■ Input rows:
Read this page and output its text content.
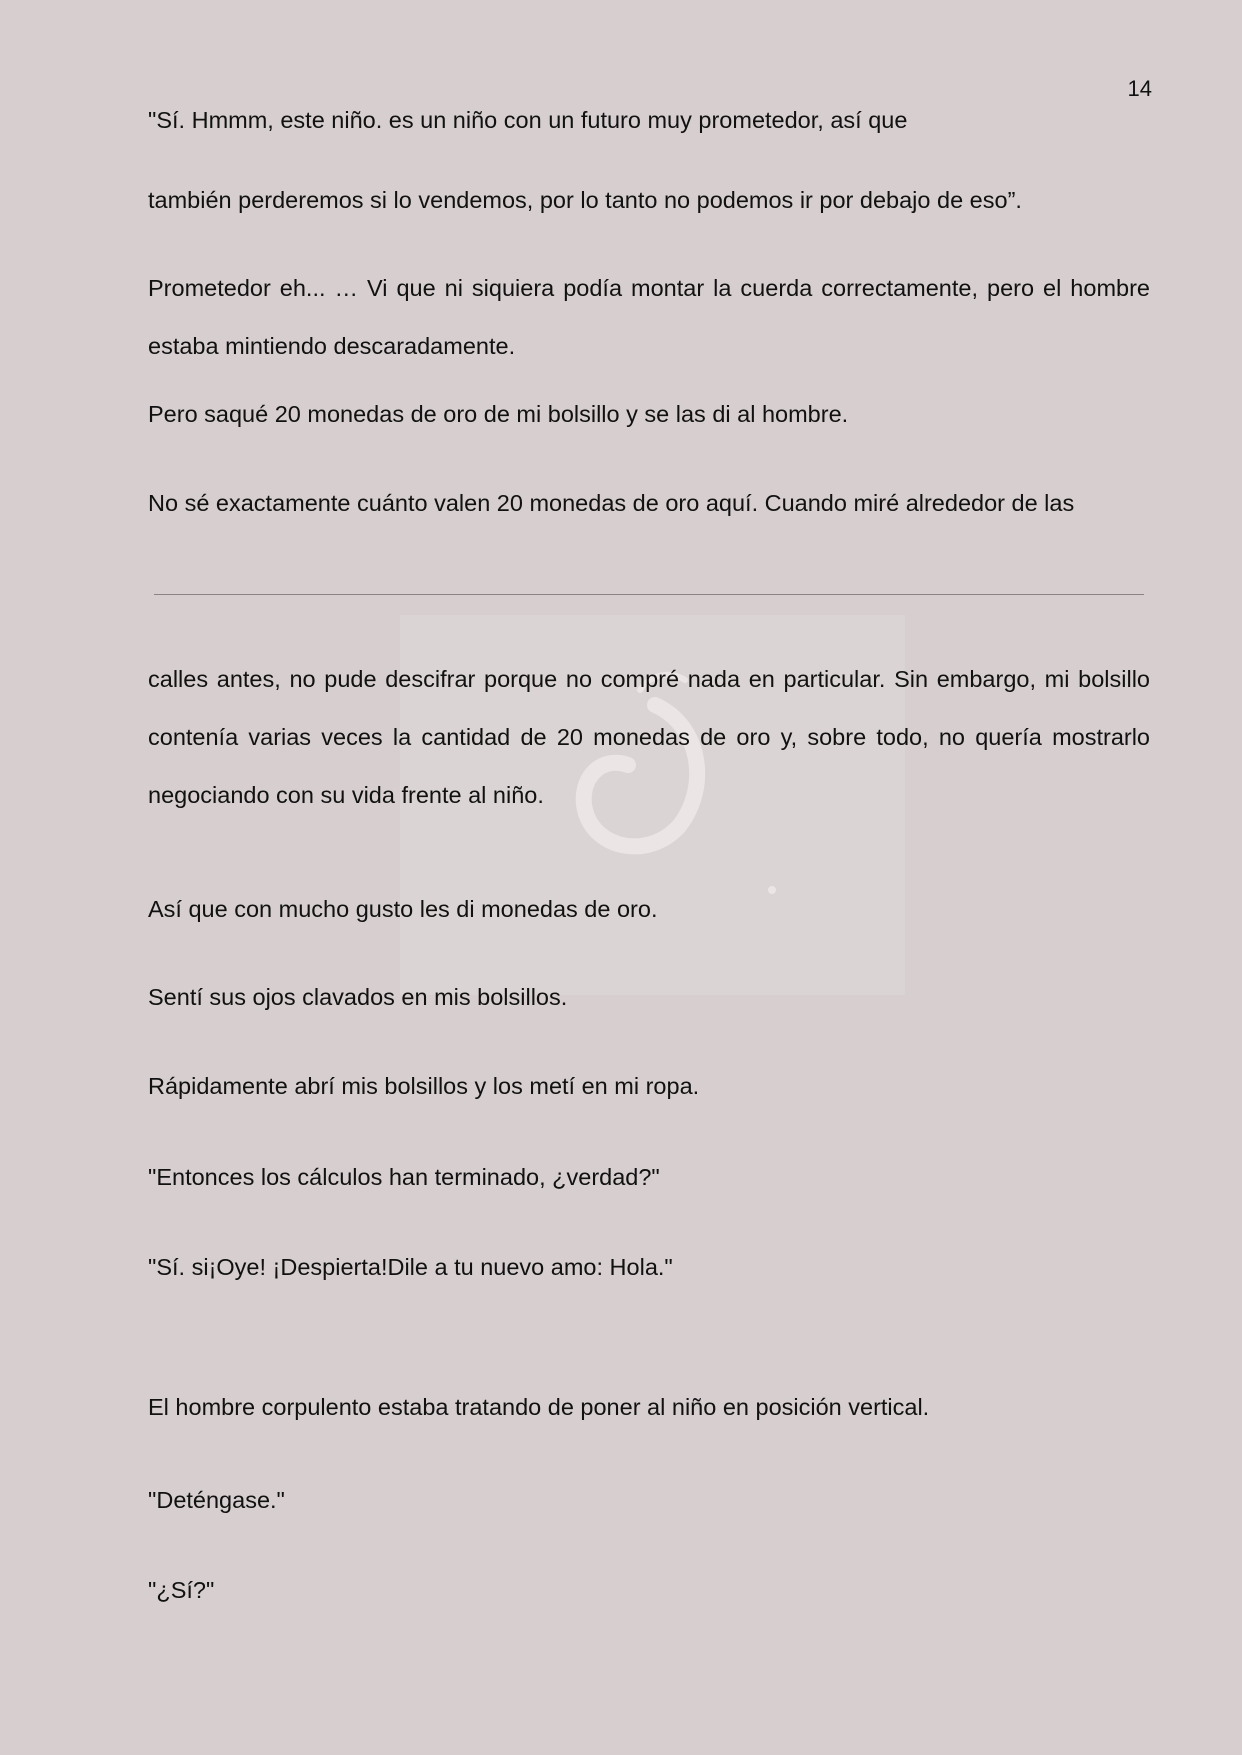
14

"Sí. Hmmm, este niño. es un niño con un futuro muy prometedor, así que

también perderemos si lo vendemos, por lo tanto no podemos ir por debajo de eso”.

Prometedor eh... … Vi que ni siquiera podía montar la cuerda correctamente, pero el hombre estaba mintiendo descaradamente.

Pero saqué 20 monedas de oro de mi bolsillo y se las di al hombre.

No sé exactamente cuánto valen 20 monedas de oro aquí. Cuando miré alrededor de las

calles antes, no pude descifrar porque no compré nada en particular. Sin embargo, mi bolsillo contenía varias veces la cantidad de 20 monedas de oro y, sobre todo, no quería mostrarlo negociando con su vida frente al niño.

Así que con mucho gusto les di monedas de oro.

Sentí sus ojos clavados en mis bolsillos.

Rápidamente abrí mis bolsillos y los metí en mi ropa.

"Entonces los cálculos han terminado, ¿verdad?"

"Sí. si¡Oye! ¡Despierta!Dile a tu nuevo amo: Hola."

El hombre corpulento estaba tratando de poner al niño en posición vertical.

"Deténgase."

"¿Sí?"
* * *
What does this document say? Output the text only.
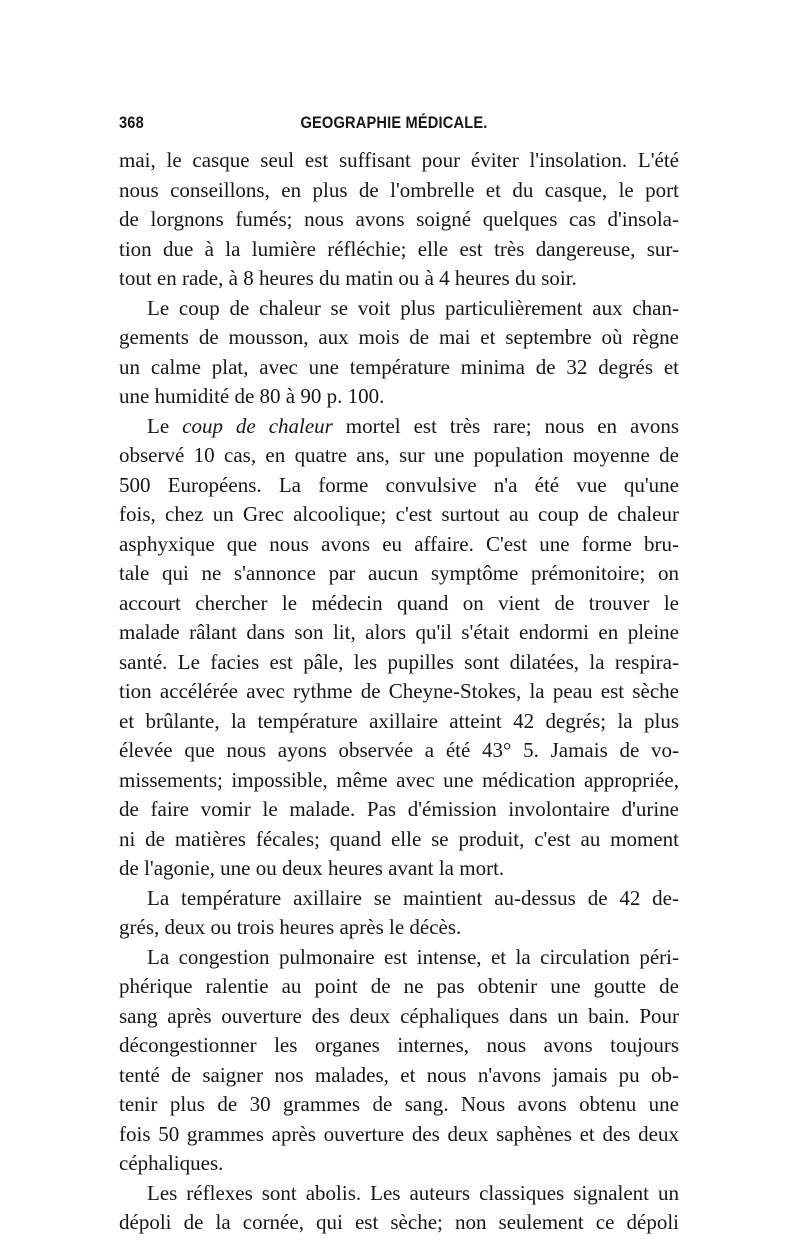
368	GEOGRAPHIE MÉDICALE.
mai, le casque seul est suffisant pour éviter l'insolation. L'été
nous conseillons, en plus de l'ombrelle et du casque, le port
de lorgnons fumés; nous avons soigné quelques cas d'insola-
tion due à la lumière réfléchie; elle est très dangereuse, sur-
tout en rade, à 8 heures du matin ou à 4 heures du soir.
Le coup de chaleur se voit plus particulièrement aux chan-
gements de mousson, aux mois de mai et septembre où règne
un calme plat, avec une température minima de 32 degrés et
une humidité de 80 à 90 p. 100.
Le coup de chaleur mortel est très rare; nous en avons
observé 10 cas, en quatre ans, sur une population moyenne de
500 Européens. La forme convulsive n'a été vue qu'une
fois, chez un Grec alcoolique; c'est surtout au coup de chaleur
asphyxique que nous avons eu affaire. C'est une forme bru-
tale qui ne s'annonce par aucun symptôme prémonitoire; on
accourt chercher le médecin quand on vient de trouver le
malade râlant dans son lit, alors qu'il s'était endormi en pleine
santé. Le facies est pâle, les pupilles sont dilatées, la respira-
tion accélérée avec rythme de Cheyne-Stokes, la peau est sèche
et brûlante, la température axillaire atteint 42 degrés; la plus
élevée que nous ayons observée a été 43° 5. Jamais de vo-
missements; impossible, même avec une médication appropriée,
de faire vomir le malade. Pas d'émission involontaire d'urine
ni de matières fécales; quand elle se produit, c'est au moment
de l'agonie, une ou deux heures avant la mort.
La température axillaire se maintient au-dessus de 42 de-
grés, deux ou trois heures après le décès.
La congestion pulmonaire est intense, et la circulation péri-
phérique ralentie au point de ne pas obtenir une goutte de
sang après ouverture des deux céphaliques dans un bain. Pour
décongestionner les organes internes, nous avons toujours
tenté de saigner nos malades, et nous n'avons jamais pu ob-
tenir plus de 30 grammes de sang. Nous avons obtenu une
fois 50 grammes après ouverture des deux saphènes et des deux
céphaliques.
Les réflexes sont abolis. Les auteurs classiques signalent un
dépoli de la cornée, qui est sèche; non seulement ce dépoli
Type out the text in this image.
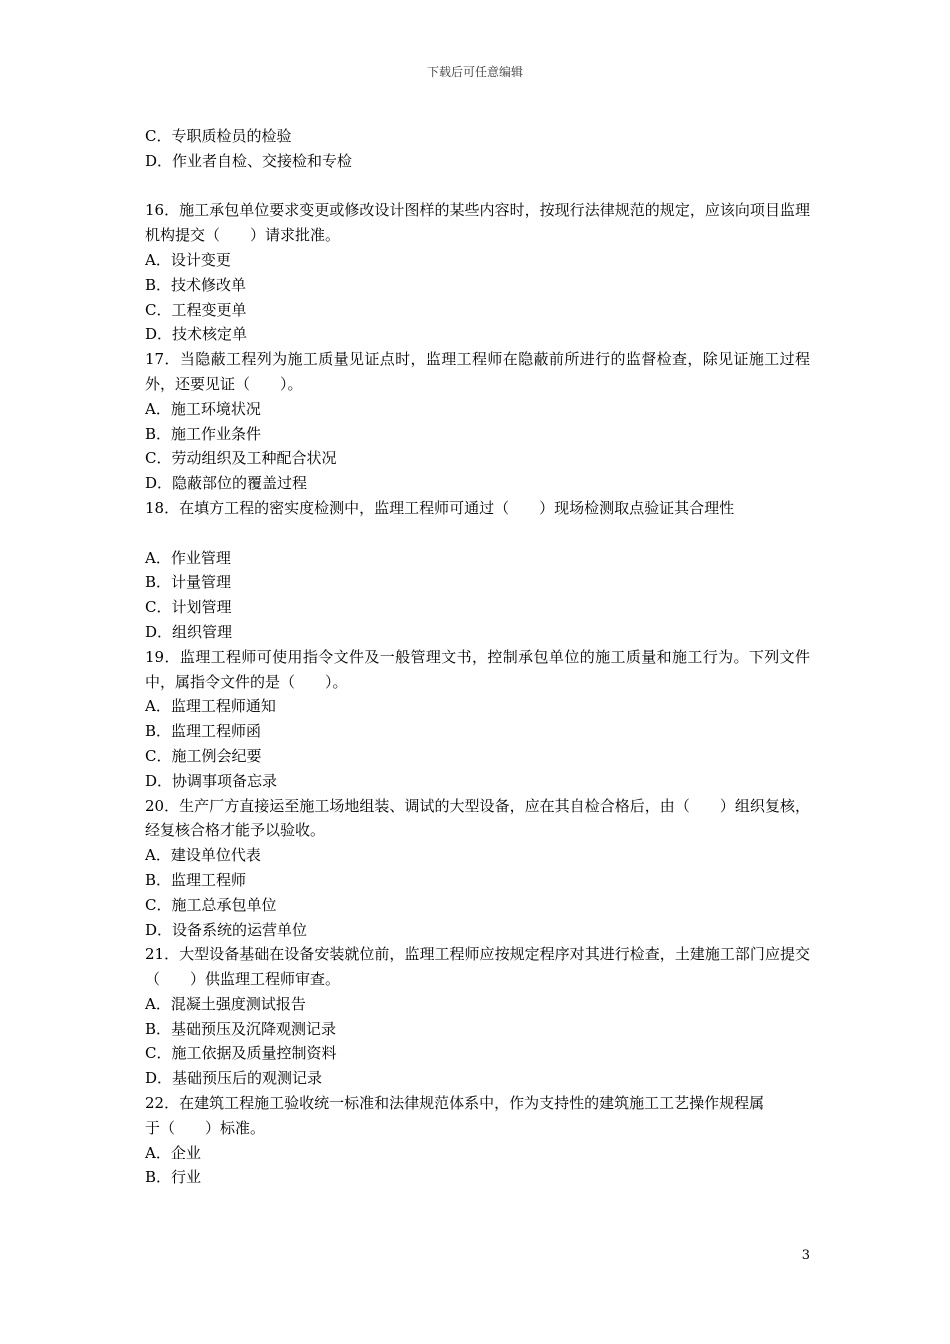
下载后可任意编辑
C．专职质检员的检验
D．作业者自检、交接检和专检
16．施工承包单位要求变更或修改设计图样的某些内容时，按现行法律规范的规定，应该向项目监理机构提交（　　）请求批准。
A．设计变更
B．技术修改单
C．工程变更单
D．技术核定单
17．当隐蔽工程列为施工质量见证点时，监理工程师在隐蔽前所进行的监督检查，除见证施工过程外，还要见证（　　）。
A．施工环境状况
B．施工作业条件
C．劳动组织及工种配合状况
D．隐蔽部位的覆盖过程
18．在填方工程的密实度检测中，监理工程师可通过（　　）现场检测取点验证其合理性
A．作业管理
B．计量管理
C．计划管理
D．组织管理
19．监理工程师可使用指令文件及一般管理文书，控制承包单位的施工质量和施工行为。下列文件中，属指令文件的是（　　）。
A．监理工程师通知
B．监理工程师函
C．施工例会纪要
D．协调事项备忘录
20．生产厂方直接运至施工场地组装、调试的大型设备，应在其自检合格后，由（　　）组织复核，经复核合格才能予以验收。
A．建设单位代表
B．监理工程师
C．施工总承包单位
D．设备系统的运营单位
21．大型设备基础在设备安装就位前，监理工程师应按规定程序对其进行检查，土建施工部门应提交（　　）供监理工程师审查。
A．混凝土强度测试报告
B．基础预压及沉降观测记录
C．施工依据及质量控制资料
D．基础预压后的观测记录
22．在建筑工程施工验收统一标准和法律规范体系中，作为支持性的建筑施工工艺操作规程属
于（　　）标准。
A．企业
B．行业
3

■ Task statement: Extract each line from the entries above that contains the string "coup".

■ Exercise answer:
Le coup de chaleur se voit plus particulièrement aux chan-
Le coup de chaleur mortel est très rare; nous en avons
fois, chez un Grec alcoolique; c'est surtout au coup de chaleur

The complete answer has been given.